• [OBJECTIVE]:
State how many lines of the records contain the string "title", and give no other information.

• [GIVEN ENTRIES]:
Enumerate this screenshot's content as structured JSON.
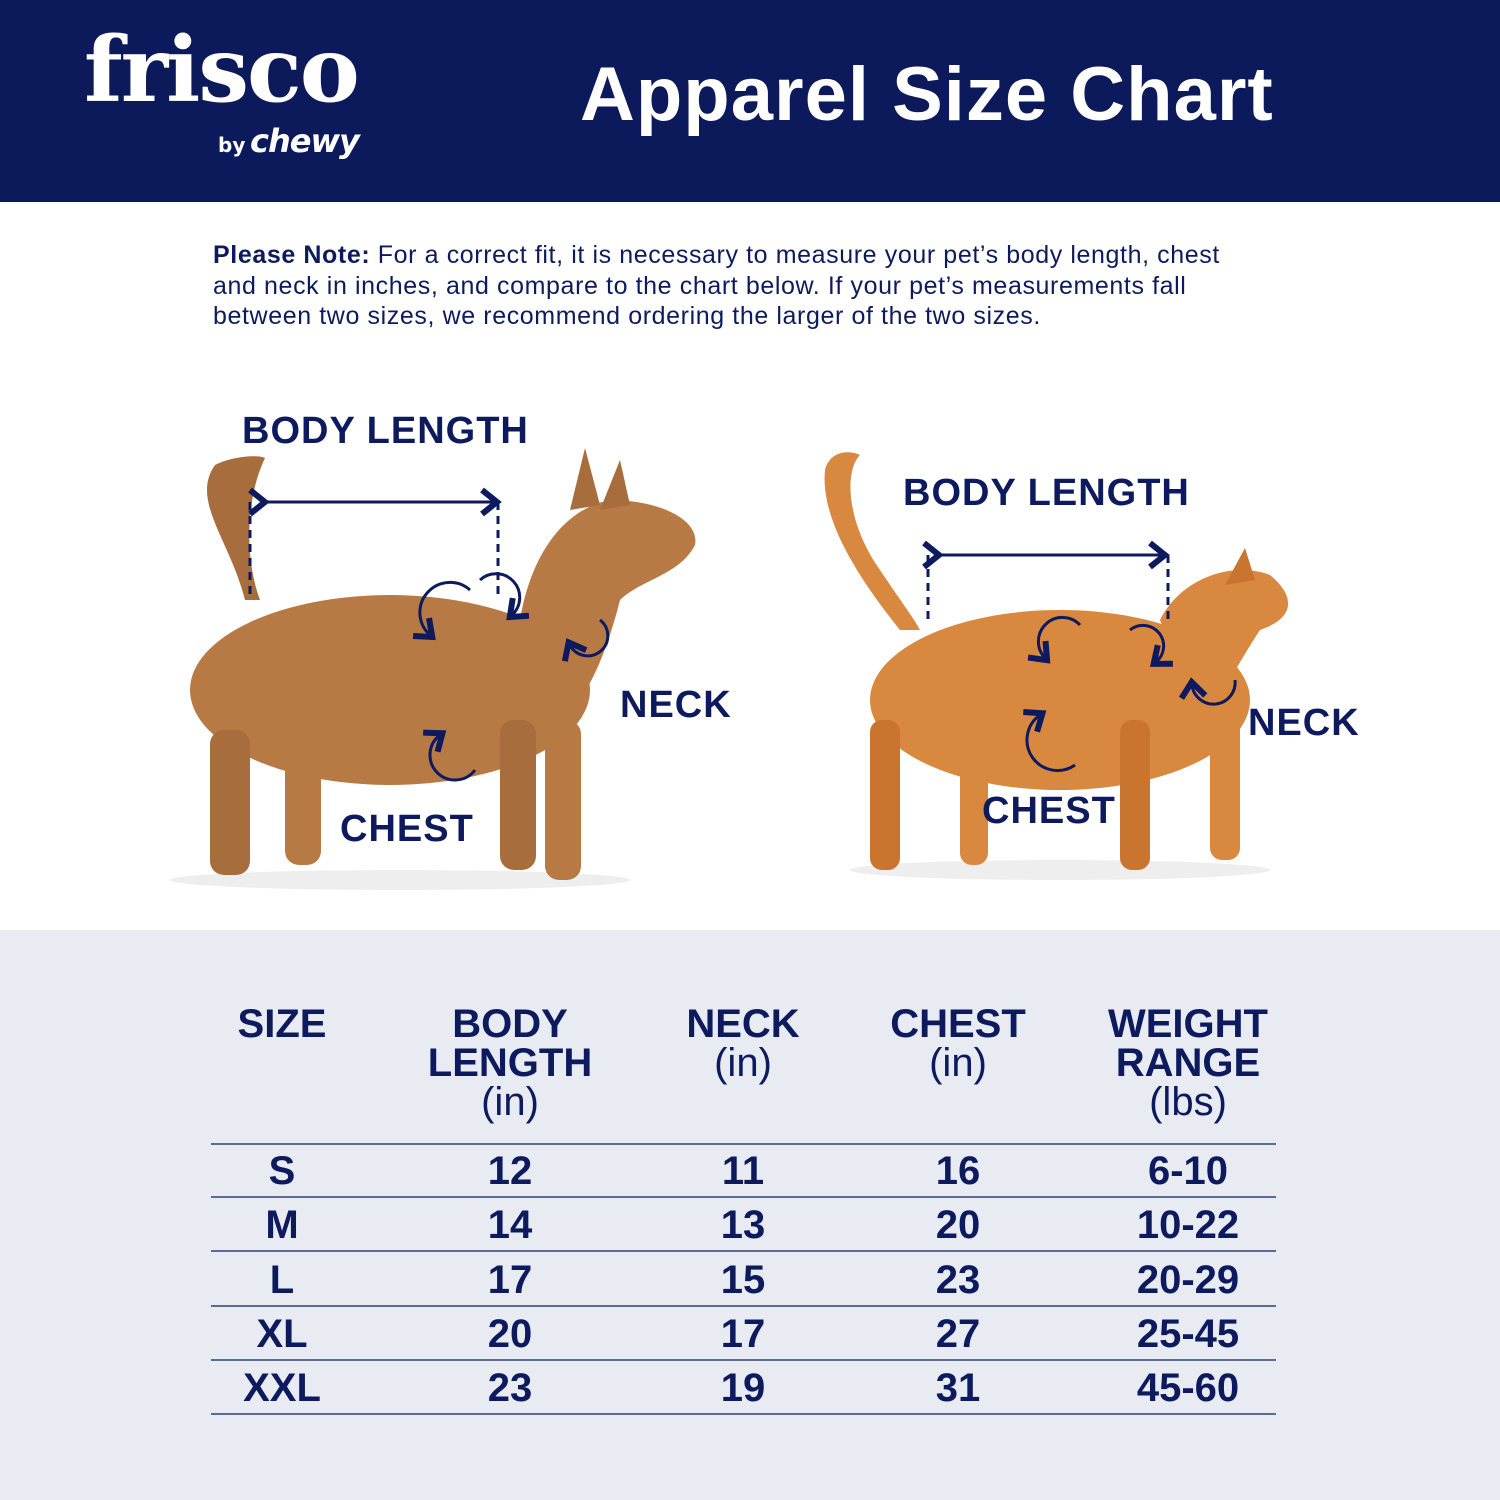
{
  "header": {
    "logo": {
      "brand": "frisco",
      "by": "by",
      "parent": "chewy"
    },
    "title": "Apparel Size Chart"
  },
  "note": {
    "label": "Please Note:",
    "text": " For a correct fit, it is necessary to measure your pet’s body length, chest and neck in inches, and compare to the chart below. If your pet’s measurements fall between two sizes, we recommend ordering the larger of the two sizes."
  },
  "dog": {
    "body_length": "BODY LENGTH",
    "neck": "NECK",
    "chest": "CHEST"
  },
  "cat": {
    "body_length": "BODY LENGTH",
    "neck": "NECK",
    "chest": "CHEST"
  },
  "colors": {
    "navy": "#0c1a5c",
    "table_bg": "#e8ebf1",
    "dog_fur": "#b87a45",
    "cat_fur": "#d9883f"
  },
  "table": {
    "columns": [
      {
        "title": "SIZE",
        "unit": ""
      },
      {
        "title": "BODY LENGTH",
        "unit": "(in)"
      },
      {
        "title": "NECK",
        "unit": "(in)"
      },
      {
        "title": "CHEST",
        "unit": "(in)"
      },
      {
        "title": "WEIGHT RANGE",
        "unit": "(lbs)"
      }
    ],
    "rows": [
      [
        "S",
        "12",
        "11",
        "16",
        "6-10"
      ],
      [
        "M",
        "14",
        "13",
        "20",
        "10-22"
      ],
      [
        "L",
        "17",
        "15",
        "23",
        "20-29"
      ],
      [
        "XL",
        "20",
        "17",
        "27",
        "25-45"
      ],
      [
        "XXL",
        "23",
        "19",
        "31",
        "45-60"
      ]
    ]
  }
}
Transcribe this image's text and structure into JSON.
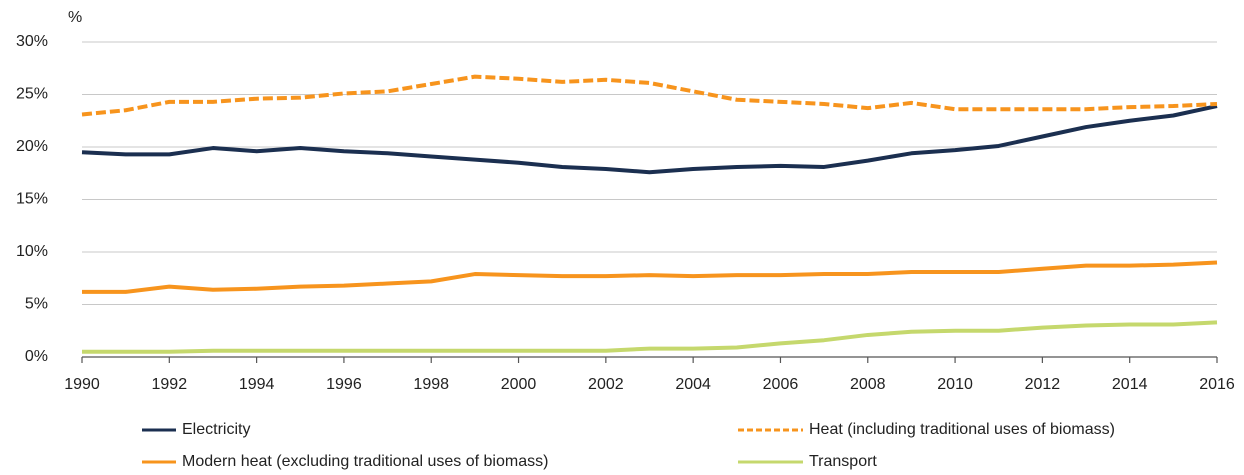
{
  "chart_data": {
    "type": "line",
    "y_axis_label": "%",
    "x": [
      1990,
      1991,
      1992,
      1993,
      1994,
      1995,
      1996,
      1997,
      1998,
      1999,
      2000,
      2001,
      2002,
      2003,
      2004,
      2005,
      2006,
      2007,
      2008,
      2009,
      2010,
      2011,
      2012,
      2013,
      2014,
      2015,
      2016
    ],
    "series": [
      {
        "name": "Electricity",
        "color": "#1b2f50",
        "dash": false,
        "values": [
          19.5,
          19.3,
          19.3,
          19.9,
          19.6,
          19.9,
          19.6,
          19.4,
          19.1,
          18.8,
          18.5,
          18.1,
          17.9,
          17.6,
          17.9,
          18.1,
          18.2,
          18.1,
          18.7,
          19.4,
          19.7,
          20.1,
          21.0,
          21.9,
          22.5,
          23.0,
          23.9
        ]
      },
      {
        "name": "Heat (including traditional uses of biomass)",
        "color": "#f7941d",
        "dash": true,
        "values": [
          23.1,
          23.5,
          24.3,
          24.3,
          24.6,
          24.7,
          25.1,
          25.3,
          26.0,
          26.7,
          26.5,
          26.2,
          26.4,
          26.1,
          25.3,
          24.5,
          24.3,
          24.1,
          23.7,
          24.2,
          23.6,
          23.6,
          23.6,
          23.6,
          23.8,
          23.9,
          24.1
        ]
      },
      {
        "name": "Modern heat (excluding traditional uses of biomass)",
        "color": "#f7941d",
        "dash": false,
        "values": [
          6.2,
          6.2,
          6.7,
          6.4,
          6.5,
          6.7,
          6.8,
          7.0,
          7.2,
          7.9,
          7.8,
          7.7,
          7.7,
          7.8,
          7.7,
          7.8,
          7.8,
          7.9,
          7.9,
          8.1,
          8.1,
          8.1,
          8.4,
          8.7,
          8.7,
          8.8,
          9.0
        ]
      },
      {
        "name": "Transport",
        "color": "#c5d86d",
        "dash": false,
        "values": [
          0.5,
          0.5,
          0.5,
          0.6,
          0.6,
          0.6,
          0.6,
          0.6,
          0.6,
          0.6,
          0.6,
          0.6,
          0.6,
          0.8,
          0.8,
          0.9,
          1.3,
          1.6,
          2.1,
          2.4,
          2.5,
          2.5,
          2.8,
          3.0,
          3.1,
          3.1,
          3.3
        ]
      }
    ],
    "xlim": [
      1990,
      2016
    ],
    "xticks": [
      1990,
      1992,
      1994,
      1996,
      1998,
      2000,
      2002,
      2004,
      2006,
      2008,
      2010,
      2012,
      2014,
      2016
    ],
    "ylim": [
      0,
      30
    ],
    "yticks": [
      {
        "value": 0,
        "label": "0%"
      },
      {
        "value": 5,
        "label": "5%"
      },
      {
        "value": 10,
        "label": "10%"
      },
      {
        "value": 15,
        "label": "15%"
      },
      {
        "value": 20,
        "label": "20%"
      },
      {
        "value": 25,
        "label": "25%"
      },
      {
        "value": 30,
        "label": "30%"
      }
    ],
    "grid": true,
    "legend": "bottom"
  }
}
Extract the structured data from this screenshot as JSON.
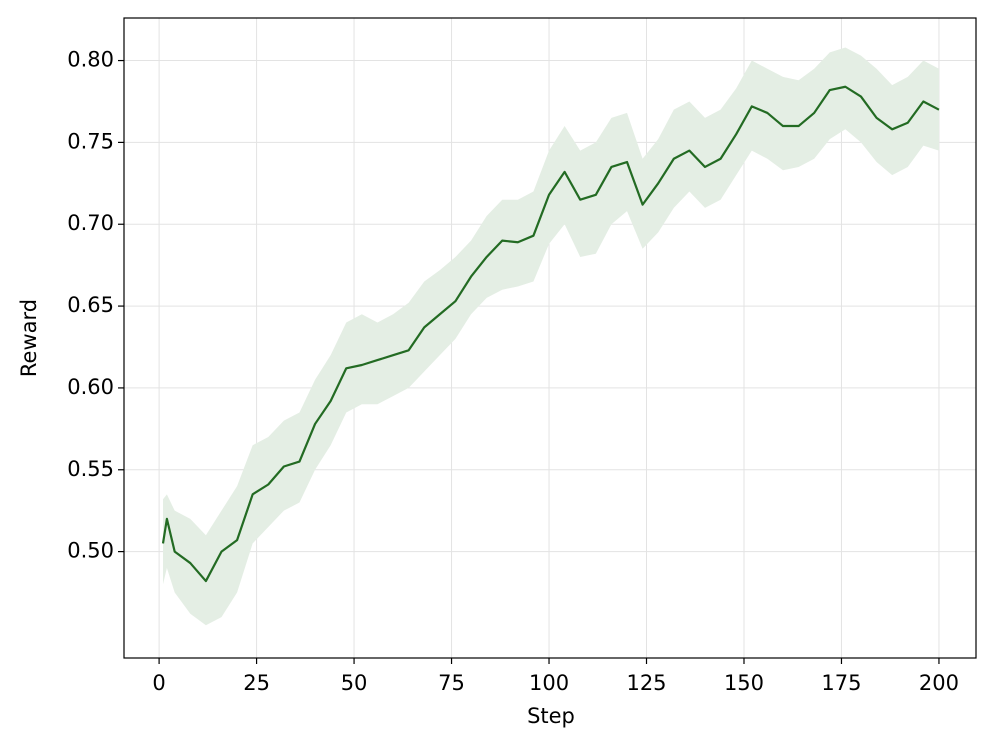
{
  "chart_data": {
    "type": "line",
    "xlabel": "Step",
    "ylabel": "Reward",
    "x": [
      1,
      2,
      4,
      8,
      12,
      16,
      20,
      24,
      28,
      32,
      36,
      40,
      44,
      48,
      52,
      56,
      60,
      64,
      68,
      72,
      76,
      80,
      84,
      88,
      92,
      96,
      100,
      104,
      108,
      112,
      116,
      120,
      124,
      128,
      132,
      136,
      140,
      144,
      148,
      152,
      156,
      160,
      164,
      168,
      172,
      176,
      180,
      184,
      188,
      192,
      196,
      200
    ],
    "series": [
      {
        "color": "#236b23",
        "band_color": "#e4eee4",
        "values": [
          0.505,
          0.52,
          0.5,
          0.493,
          0.482,
          0.5,
          0.507,
          0.535,
          0.541,
          0.552,
          0.555,
          0.578,
          0.592,
          0.612,
          0.614,
          0.617,
          0.62,
          0.623,
          0.637,
          0.645,
          0.653,
          0.668,
          0.68,
          0.69,
          0.689,
          0.693,
          0.718,
          0.732,
          0.715,
          0.718,
          0.735,
          0.738,
          0.712,
          0.725,
          0.74,
          0.745,
          0.735,
          0.74,
          0.755,
          0.772,
          0.768,
          0.76,
          0.76,
          0.768,
          0.782,
          0.784,
          0.778,
          0.765,
          0.758,
          0.762,
          0.775,
          0.77
        ],
        "lower": [
          0.48,
          0.49,
          0.475,
          0.462,
          0.455,
          0.46,
          0.475,
          0.505,
          0.515,
          0.525,
          0.53,
          0.55,
          0.565,
          0.585,
          0.59,
          0.59,
          0.595,
          0.6,
          0.61,
          0.62,
          0.63,
          0.645,
          0.655,
          0.66,
          0.662,
          0.665,
          0.688,
          0.7,
          0.68,
          0.682,
          0.7,
          0.708,
          0.685,
          0.695,
          0.71,
          0.72,
          0.71,
          0.715,
          0.73,
          0.745,
          0.74,
          0.733,
          0.735,
          0.74,
          0.752,
          0.758,
          0.75,
          0.738,
          0.73,
          0.735,
          0.748,
          0.745
        ],
        "upper": [
          0.532,
          0.535,
          0.525,
          0.52,
          0.51,
          0.525,
          0.54,
          0.565,
          0.57,
          0.58,
          0.585,
          0.605,
          0.62,
          0.64,
          0.645,
          0.64,
          0.645,
          0.652,
          0.665,
          0.672,
          0.68,
          0.69,
          0.705,
          0.715,
          0.715,
          0.72,
          0.745,
          0.76,
          0.745,
          0.75,
          0.765,
          0.768,
          0.74,
          0.752,
          0.77,
          0.775,
          0.765,
          0.77,
          0.783,
          0.8,
          0.795,
          0.79,
          0.788,
          0.795,
          0.805,
          0.808,
          0.803,
          0.795,
          0.785,
          0.79,
          0.8,
          0.795
        ]
      }
    ],
    "xlim": [
      -9,
      209.5
    ],
    "ylim": [
      0.435,
      0.826
    ],
    "xticks": [
      0,
      25,
      50,
      75,
      100,
      125,
      150,
      175,
      200
    ],
    "yticks": [
      {
        "value": 0.5,
        "label": "0.50"
      },
      0.55,
      {
        "value": 0.6,
        "label": "0.60"
      },
      0.65,
      {
        "value": 0.7,
        "label": "0.70"
      },
      0.75,
      {
        "value": 0.8,
        "label": "0.80"
      }
    ],
    "grid": true
  }
}
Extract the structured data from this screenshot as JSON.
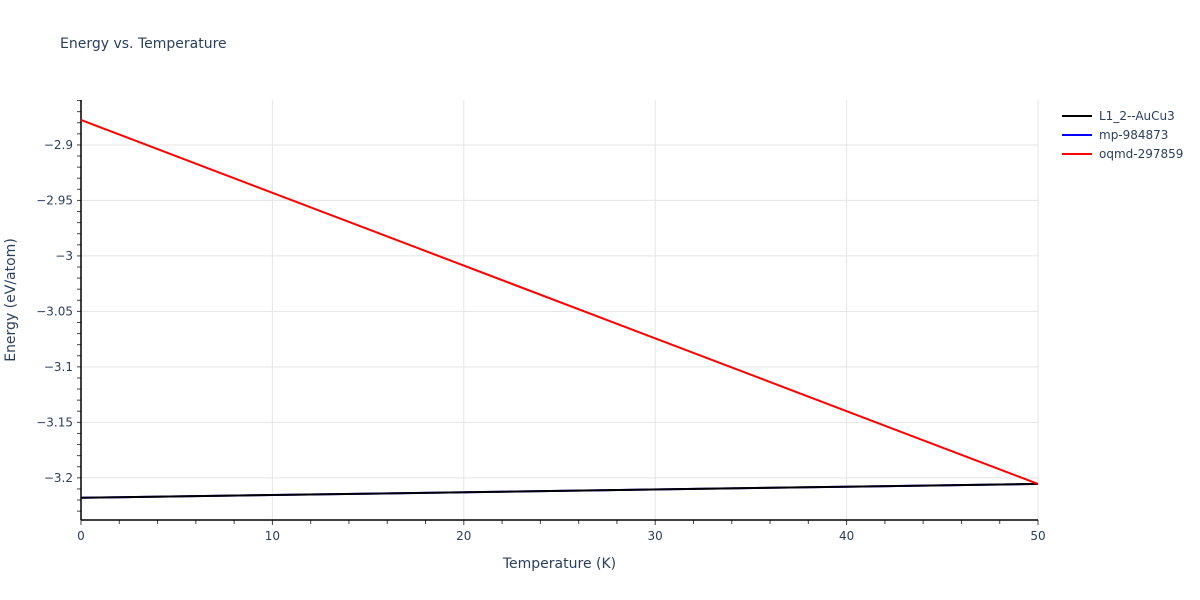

• [EXERCISE RESULT]:
6